#### [Do this]
Copy out every line of the material below verbatim, in the order given.

Start Data to use

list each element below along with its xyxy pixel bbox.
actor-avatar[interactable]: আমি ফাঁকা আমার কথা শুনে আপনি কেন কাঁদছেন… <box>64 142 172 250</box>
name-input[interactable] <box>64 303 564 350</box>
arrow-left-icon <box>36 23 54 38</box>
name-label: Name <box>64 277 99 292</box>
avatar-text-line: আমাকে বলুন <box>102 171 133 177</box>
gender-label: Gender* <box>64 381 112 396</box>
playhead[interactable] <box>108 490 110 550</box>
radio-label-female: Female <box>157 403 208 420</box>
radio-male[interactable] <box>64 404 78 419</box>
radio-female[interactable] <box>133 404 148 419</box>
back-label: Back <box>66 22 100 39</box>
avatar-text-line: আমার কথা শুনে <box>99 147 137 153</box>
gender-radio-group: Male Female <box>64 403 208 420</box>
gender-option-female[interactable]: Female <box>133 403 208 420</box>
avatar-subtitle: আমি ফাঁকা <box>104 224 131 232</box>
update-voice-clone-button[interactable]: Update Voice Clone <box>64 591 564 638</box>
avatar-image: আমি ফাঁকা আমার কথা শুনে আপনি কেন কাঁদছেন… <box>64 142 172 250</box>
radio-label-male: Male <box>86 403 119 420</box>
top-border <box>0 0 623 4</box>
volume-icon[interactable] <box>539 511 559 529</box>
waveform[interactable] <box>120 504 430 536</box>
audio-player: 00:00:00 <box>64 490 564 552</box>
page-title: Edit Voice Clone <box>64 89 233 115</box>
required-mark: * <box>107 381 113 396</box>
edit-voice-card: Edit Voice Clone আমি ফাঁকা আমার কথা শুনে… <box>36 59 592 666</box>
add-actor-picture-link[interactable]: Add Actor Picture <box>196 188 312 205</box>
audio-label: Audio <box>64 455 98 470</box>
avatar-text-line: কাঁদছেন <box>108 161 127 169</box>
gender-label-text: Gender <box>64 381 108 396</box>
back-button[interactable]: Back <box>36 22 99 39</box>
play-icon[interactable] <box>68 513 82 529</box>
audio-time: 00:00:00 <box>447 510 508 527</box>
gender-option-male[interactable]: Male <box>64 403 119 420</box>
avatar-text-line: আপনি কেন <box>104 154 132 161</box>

End Data to use

#### [Output for this task]
list each element below along with its xyxy pixel bbox.
actor-avatar[interactable]: আমি ফাঁকা আমার কথা শুনে আপনি কেন কাঁদছেন… <box>64 142 172 250</box>
name-input[interactable] <box>64 303 564 350</box>
arrow-left-icon <box>36 23 54 38</box>
name-label: Name <box>64 277 99 292</box>
avatar-text-line: আমাকে বলুন <box>102 171 133 177</box>
gender-label: Gender* <box>64 381 112 396</box>
playhead[interactable] <box>108 490 110 550</box>
radio-label-female: Female <box>157 403 208 420</box>
radio-male[interactable] <box>64 404 78 419</box>
radio-female[interactable] <box>133 404 148 419</box>
back-label: Back <box>66 22 100 39</box>
avatar-text-line: আমার কথা শুনে <box>99 147 137 153</box>
gender-radio-group: Male Female <box>64 403 208 420</box>
gender-option-female[interactable]: Female <box>133 403 208 420</box>
avatar-subtitle: আমি ফাঁকা <box>104 224 131 232</box>
update-voice-clone-button[interactable]: Update Voice Clone <box>64 591 564 638</box>
avatar-image: আমি ফাঁকা আমার কথা শুনে আপনি কেন কাঁদছেন… <box>64 142 172 250</box>
radio-label-male: Male <box>86 403 119 420</box>
top-border <box>0 0 623 4</box>
volume-icon[interactable] <box>539 511 559 529</box>
waveform[interactable] <box>120 504 430 536</box>
audio-player: 00:00:00 <box>64 490 564 552</box>
page-title: Edit Voice Clone <box>64 89 233 115</box>
required-mark: * <box>107 381 113 396</box>
edit-voice-card: Edit Voice Clone আমি ফাঁকা আমার কথা শুনে… <box>36 59 592 666</box>
add-actor-picture-link[interactable]: Add Actor Picture <box>196 188 312 205</box>
audio-label: Audio <box>64 455 98 470</box>
avatar-text-line: কাঁদছেন <box>108 161 127 169</box>
gender-label-text: Gender <box>64 381 108 396</box>
back-button[interactable]: Back <box>36 22 99 39</box>
play-icon[interactable] <box>68 513 82 529</box>
audio-time: 00:00:00 <box>447 510 508 527</box>
gender-option-male[interactable]: Male <box>64 403 119 420</box>
avatar-text-line: আপনি কেন <box>104 154 132 161</box>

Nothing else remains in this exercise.